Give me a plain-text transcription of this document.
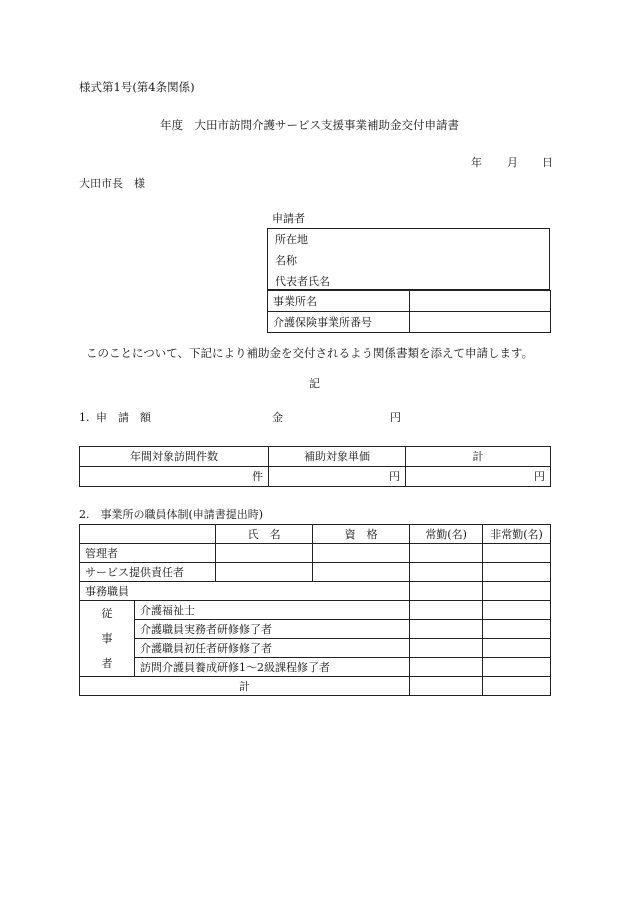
様式第1号(第4条関係)
年度　大田市訪問介護サービス支援事業補助金交付申請書
年 月 日
大田市長　様
申請者
所在地
名称
代表者氏名
事業所名	
介護保険事業所番号	
このことについて、下記により補助金を交付されるよう関係書類を添えて申請します。
記
1. 申　請　額	金	円
年間対象訪問件数	補助対象単価	計
件	円	円
2.　事業所の職員体制(申請書提出時)
		氏　名	資　格	常勤(名)	非常勤(名)
管理者					
サービス提供責任者					
事務職員					
従
事
者	介護福祉士				
	介護職員実務者研修修了者				
	介護職員初任者研修修了者				
	訪問介護員養成研修1～2級課程修了者				
計					
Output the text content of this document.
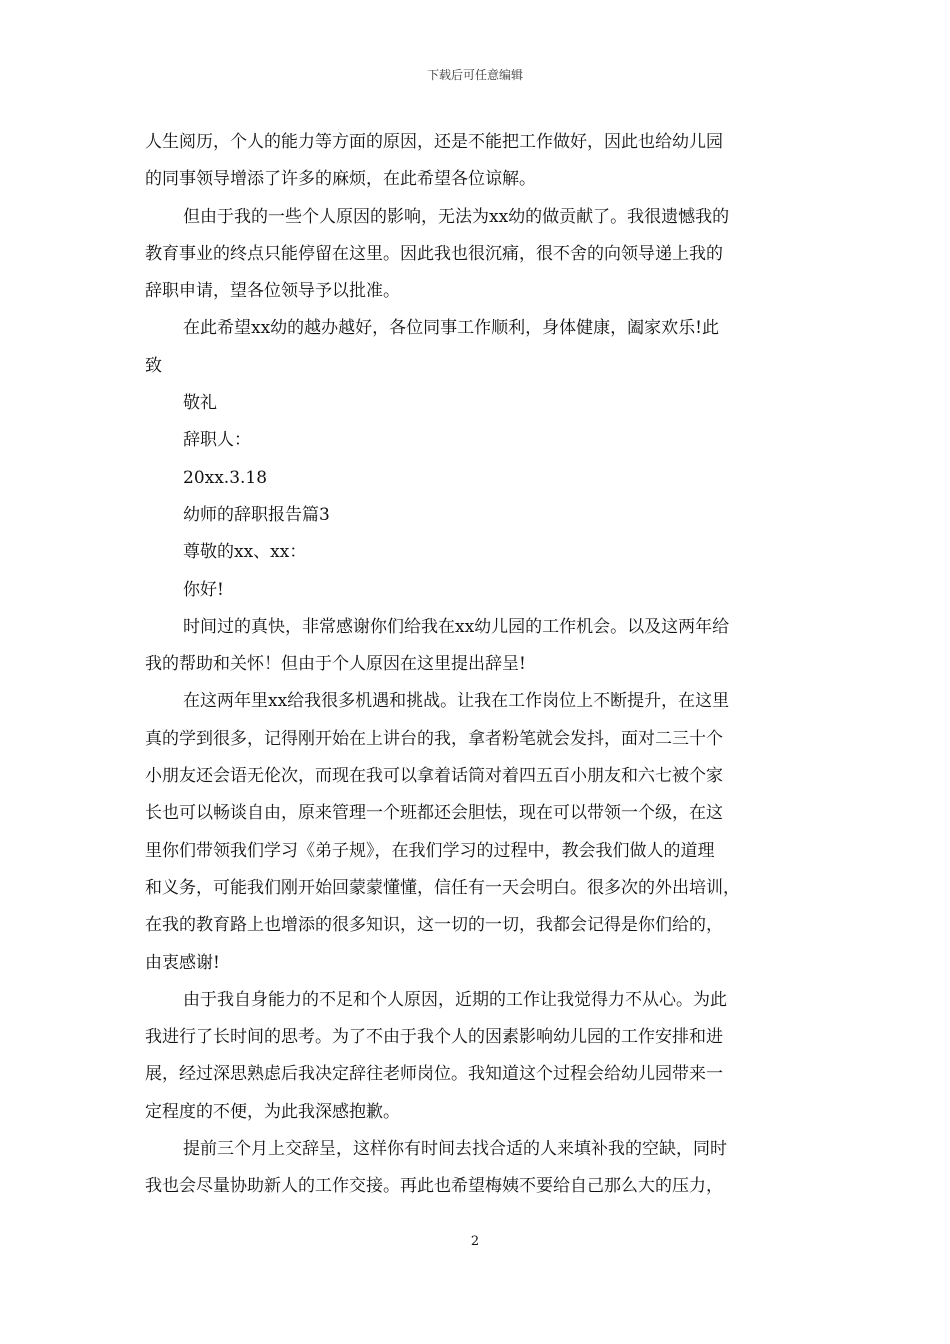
下载后可任意编辑

人生阅历，个人的能力等方面的原因，还是不能把工作做好，因此也给幼儿园

的同事领导增添了许多的麻烦，在此希望各位谅解。

但由于我的一些个人原因的影响，无法为xx幼的做贡献了。我很遗憾我的

教育事业的终点只能停留在这里。因此我也很沉痛，很不舍的向领导递上我的

辞职申请，望各位领导予以批准。

在此希望xx幼的越办越好，各位同事工作顺利，身体健康，阖家欢乐!此

致

敬礼

辞职人：

20xx.3.18

幼师的辞职报告篇3

尊敬的xx、xx：

你好!

时间过的真快，非常感谢你们给我在xx幼儿园的工作机会。以及这两年给

我的帮助和关怀！但由于个人原因在这里提出辞呈!

在这两年里xx给我很多机遇和挑战。让我在工作岗位上不断提升，在这里

真的学到很多，记得刚开始在上讲台的我，拿者粉笔就会发抖，面对二三十个

小朋友还会语无伦次，而现在我可以拿着话筒对着四五百小朋友和六七被个家

长也可以畅谈自由，原来管理一个班都还会胆怯，现在可以带领一个级，在这

里你们带领我们学习《弟子规》，在我们学习的过程中，教会我们做人的道理

和义务，可能我们刚开始回蒙蒙懂懂，信任有一天会明白。很多次的外出培训，

在我的教育路上也增添的很多知识，这一切的一切，我都会记得是你们给的，

由衷感谢!

由于我自身能力的不足和个人原因，近期的工作让我觉得力不从心。为此

我进行了长时间的思考。为了不由于我个人的因素影响幼儿园的工作安排和进

展，经过深思熟虑后我决定辞往老师岗位。我知道这个过程会给幼儿园带来一

定程度的不便，为此我深感抱歉。

提前三个月上交辞呈，这样你有时间去找合适的人来填补我的空缺，同时

我也会尽量协助新人的工作交接。再此也希望梅姨不要给自己那么大的压力，

2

> [Task]:
Without the pictures, repeat exactly the lines running from the line containing "Output the text content of this document." through the end of the data, both ends included.

> [Task result]:
Output the text content of this document.
下载后可任意编辑

人生阅历，个人的能力等方面的原因，还是不能把工作做好，因此也给幼儿园

的同事领导增添了许多的麻烦，在此希望各位谅解。

但由于我的一些个人原因的影响，无法为xx幼的做贡献了。我很遗憾我的

教育事业的终点只能停留在这里。因此我也很沉痛，很不舍的向领导递上我的

辞职申请，望各位领导予以批准。

在此希望xx幼的越办越好，各位同事工作顺利，身体健康，阖家欢乐!此

致

敬礼

辞职人：

20xx.3.18

幼师的辞职报告篇3

尊敬的xx、xx：

你好!

时间过的真快，非常感谢你们给我在xx幼儿园的工作机会。以及这两年给

我的帮助和关怀！但由于个人原因在这里提出辞呈!

在这两年里xx给我很多机遇和挑战。让我在工作岗位上不断提升，在这里

真的学到很多，记得刚开始在上讲台的我，拿者粉笔就会发抖，面对二三十个

小朋友还会语无伦次，而现在我可以拿着话筒对着四五百小朋友和六七被个家

长也可以畅谈自由，原来管理一个班都还会胆怯，现在可以带领一个级，在这

里你们带领我们学习《弟子规》，在我们学习的过程中，教会我们做人的道理

和义务，可能我们刚开始回蒙蒙懂懂，信任有一天会明白。很多次的外出培训，

在我的教育路上也增添的很多知识，这一切的一切，我都会记得是你们给的，

由衷感谢!

由于我自身能力的不足和个人原因，近期的工作让我觉得力不从心。为此

我进行了长时间的思考。为了不由于我个人的因素影响幼儿园的工作安排和进

展，经过深思熟虑后我决定辞往老师岗位。我知道这个过程会给幼儿园带来一

定程度的不便，为此我深感抱歉。

提前三个月上交辞呈，这样你有时间去找合适的人来填补我的空缺，同时

我也会尽量协助新人的工作交接。再此也希望梅姨不要给自己那么大的压力，

2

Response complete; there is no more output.